#### [Exercise goal]
Find and copy each line of the records where the string "screenshot" shows up.

#### [Rows]
++++++++++

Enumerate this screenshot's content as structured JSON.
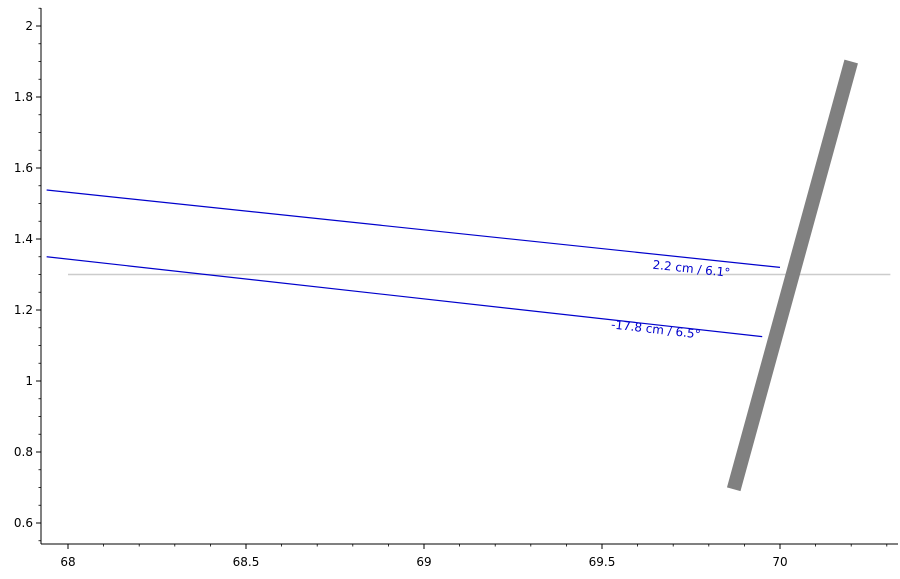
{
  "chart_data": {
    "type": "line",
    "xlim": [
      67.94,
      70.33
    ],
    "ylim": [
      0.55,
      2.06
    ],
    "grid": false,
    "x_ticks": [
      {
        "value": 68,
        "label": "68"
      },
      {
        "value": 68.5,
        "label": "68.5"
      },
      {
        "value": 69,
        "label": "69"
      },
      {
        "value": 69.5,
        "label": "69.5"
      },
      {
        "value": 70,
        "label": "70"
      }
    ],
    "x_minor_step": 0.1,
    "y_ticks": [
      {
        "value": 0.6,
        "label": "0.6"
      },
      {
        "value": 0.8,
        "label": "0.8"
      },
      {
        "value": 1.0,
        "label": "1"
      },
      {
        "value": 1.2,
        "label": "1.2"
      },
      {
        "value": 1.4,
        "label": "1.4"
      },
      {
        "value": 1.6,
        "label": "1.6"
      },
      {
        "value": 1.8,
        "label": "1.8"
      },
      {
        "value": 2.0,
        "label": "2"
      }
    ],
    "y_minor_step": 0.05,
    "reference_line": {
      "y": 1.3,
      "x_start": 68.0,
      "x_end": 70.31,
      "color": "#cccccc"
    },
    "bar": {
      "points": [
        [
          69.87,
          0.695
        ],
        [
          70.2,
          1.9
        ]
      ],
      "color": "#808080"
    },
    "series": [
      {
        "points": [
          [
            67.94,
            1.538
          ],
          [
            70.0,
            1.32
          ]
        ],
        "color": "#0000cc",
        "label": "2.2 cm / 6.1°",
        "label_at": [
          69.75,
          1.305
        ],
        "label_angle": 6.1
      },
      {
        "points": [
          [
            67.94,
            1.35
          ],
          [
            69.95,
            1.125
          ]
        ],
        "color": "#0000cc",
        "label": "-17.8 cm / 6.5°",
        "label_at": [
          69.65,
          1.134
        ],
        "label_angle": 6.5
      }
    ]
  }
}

++++++++++

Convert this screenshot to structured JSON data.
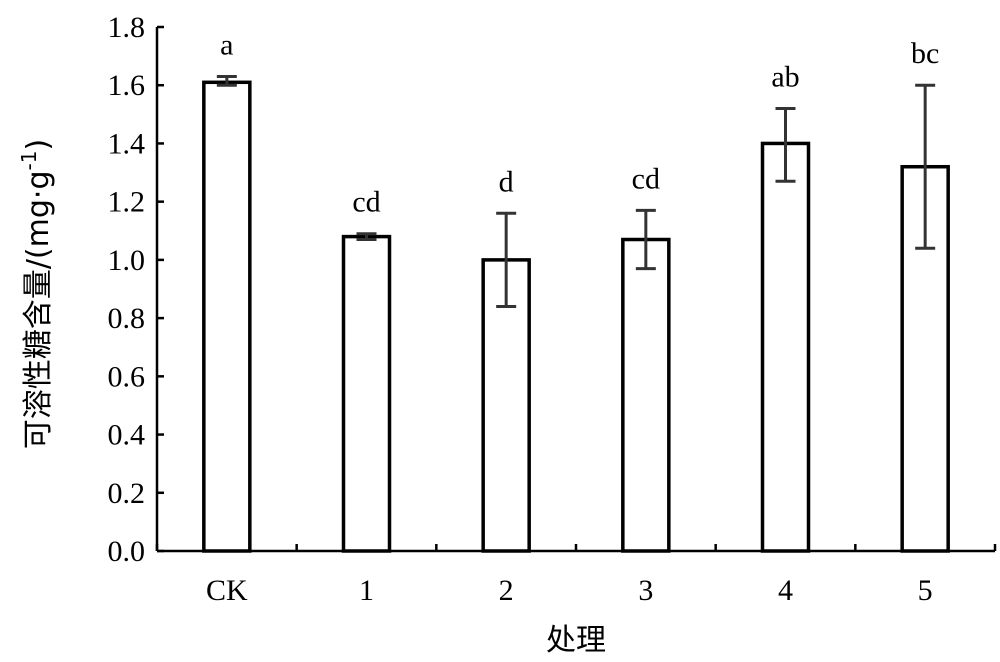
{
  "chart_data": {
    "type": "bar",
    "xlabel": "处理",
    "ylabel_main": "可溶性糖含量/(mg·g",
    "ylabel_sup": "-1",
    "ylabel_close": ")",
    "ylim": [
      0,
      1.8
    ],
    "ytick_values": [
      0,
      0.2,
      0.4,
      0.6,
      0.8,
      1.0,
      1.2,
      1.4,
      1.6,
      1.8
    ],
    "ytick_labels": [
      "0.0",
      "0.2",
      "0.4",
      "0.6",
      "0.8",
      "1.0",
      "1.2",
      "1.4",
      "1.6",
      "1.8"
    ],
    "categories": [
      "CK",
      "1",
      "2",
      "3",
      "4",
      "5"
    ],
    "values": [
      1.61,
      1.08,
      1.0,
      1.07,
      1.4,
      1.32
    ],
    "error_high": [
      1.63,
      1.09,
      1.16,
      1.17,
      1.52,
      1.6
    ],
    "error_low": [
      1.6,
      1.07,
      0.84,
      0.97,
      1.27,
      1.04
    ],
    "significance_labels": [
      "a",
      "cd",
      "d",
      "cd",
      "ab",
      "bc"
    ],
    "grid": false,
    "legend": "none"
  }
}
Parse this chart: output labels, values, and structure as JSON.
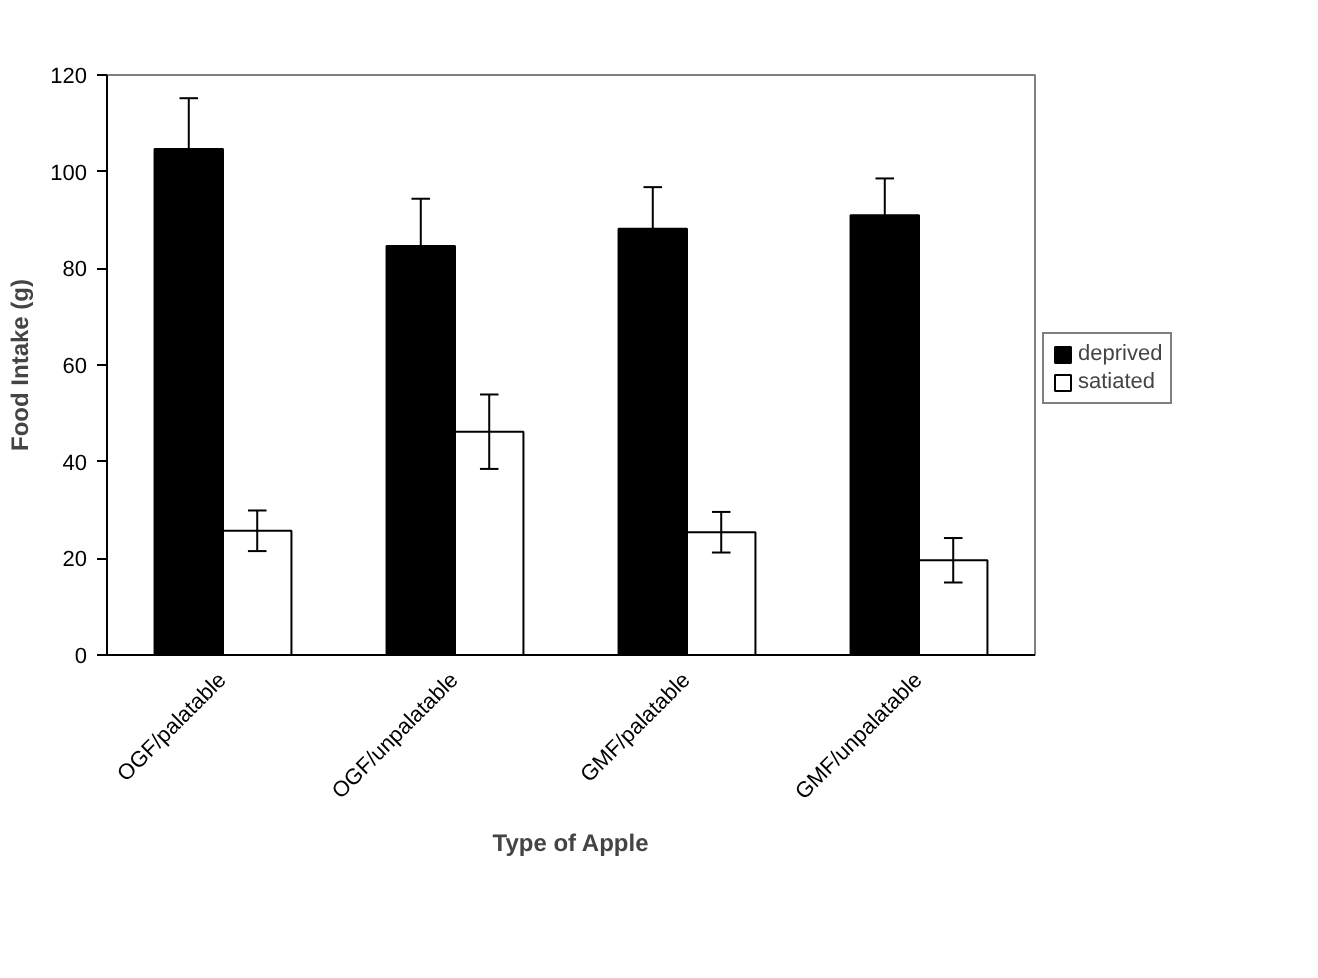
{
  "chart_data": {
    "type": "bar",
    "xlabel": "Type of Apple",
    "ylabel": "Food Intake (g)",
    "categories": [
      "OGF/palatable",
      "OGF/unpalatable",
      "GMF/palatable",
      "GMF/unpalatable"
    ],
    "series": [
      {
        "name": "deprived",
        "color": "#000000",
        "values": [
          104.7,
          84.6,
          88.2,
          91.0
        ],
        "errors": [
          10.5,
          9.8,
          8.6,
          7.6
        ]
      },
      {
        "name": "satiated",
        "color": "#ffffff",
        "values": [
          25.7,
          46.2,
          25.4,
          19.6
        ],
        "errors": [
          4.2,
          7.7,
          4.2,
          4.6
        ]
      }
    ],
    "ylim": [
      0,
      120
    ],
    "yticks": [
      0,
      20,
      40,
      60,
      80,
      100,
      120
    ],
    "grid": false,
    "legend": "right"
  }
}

++++++++++

#### [Exercise output]
Enumerate this screenshot's content as structured JSON.
Convert this screenshot to structured JSON data.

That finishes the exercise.